### Exercise prompt
Filter this material down to the lines that hold "Variable", copying each one.

### Records supplied
....................

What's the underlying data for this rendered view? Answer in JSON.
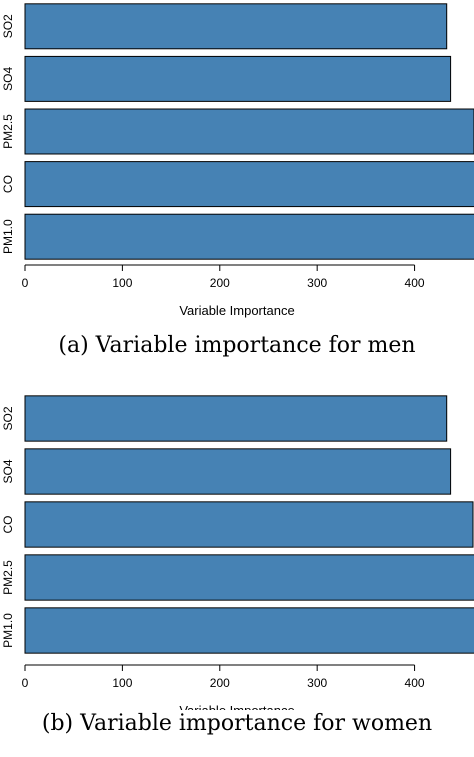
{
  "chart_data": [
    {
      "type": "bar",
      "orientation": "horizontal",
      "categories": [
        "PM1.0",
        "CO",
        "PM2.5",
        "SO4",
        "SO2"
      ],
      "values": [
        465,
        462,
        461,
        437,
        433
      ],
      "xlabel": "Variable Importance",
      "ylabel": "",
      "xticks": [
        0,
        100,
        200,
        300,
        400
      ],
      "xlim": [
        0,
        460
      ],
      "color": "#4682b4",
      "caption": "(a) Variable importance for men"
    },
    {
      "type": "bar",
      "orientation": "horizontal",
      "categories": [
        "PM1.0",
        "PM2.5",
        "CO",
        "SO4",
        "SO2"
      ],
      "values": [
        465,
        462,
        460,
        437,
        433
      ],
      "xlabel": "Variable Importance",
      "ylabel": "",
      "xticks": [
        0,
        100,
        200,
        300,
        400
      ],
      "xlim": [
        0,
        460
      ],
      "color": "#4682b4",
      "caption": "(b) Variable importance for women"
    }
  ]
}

....................

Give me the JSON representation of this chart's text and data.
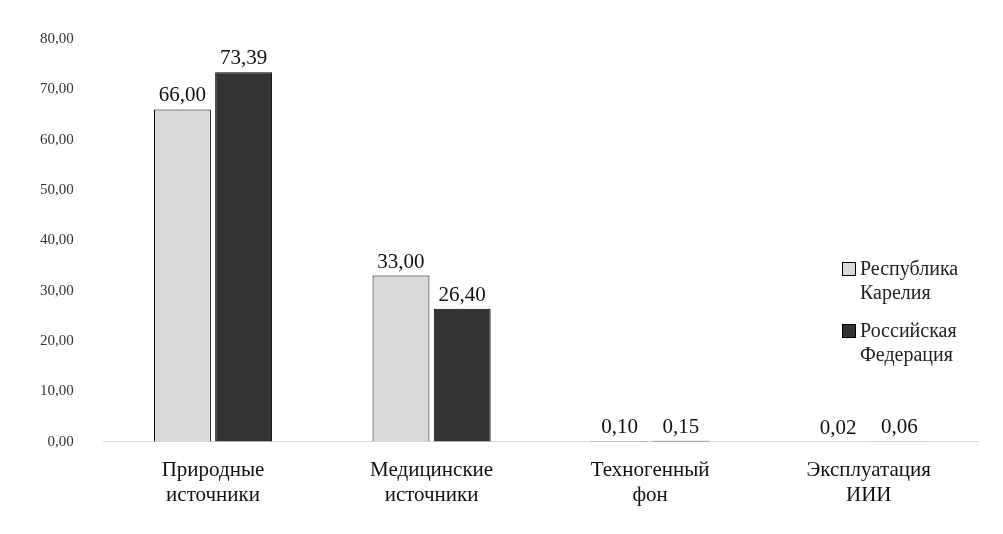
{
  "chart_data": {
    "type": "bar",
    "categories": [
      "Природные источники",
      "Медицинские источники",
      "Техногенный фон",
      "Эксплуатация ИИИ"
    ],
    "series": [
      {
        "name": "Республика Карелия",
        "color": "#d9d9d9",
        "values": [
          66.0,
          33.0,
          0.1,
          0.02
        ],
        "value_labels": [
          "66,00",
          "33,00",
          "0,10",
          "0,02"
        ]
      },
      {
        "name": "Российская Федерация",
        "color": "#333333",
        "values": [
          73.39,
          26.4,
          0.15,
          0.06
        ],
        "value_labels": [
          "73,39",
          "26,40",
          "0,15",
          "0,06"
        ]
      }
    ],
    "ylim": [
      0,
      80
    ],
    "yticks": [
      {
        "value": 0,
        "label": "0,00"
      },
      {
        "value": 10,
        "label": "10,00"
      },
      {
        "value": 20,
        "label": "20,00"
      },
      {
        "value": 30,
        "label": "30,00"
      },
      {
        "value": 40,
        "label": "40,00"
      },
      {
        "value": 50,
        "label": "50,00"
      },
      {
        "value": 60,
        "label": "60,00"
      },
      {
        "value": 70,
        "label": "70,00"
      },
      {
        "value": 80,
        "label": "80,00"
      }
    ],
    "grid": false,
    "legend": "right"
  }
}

....................

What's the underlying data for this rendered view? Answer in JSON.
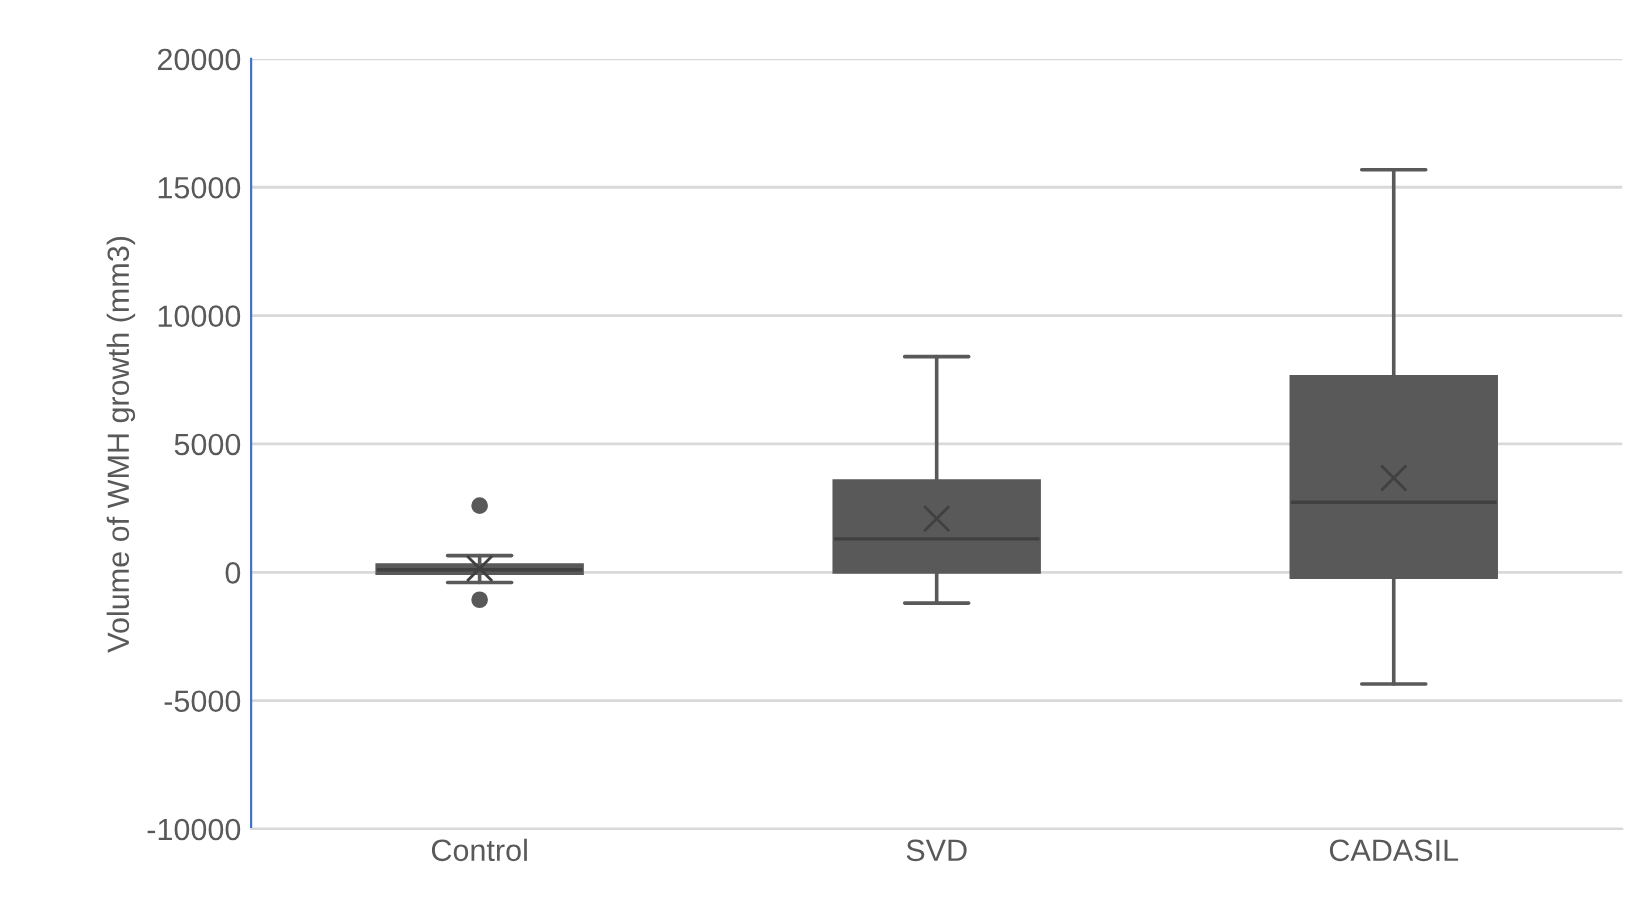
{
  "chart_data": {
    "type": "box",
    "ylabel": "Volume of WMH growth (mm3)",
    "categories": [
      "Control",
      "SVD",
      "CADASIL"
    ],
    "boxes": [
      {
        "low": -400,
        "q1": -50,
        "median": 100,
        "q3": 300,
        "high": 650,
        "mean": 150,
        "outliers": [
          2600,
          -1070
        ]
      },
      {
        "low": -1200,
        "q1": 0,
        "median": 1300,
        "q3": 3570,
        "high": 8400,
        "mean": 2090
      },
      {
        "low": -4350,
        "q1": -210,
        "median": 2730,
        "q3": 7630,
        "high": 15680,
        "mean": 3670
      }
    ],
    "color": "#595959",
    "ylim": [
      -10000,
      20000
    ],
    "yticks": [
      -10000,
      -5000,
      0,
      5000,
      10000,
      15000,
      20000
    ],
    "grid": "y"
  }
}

....................

### Worked solution
      "xlabel": "Variable Importance",
      "caption": "(a) Variable importance for men"
      "xlabel": "Variable Importance",
      "caption": "(b) Variable importance for women"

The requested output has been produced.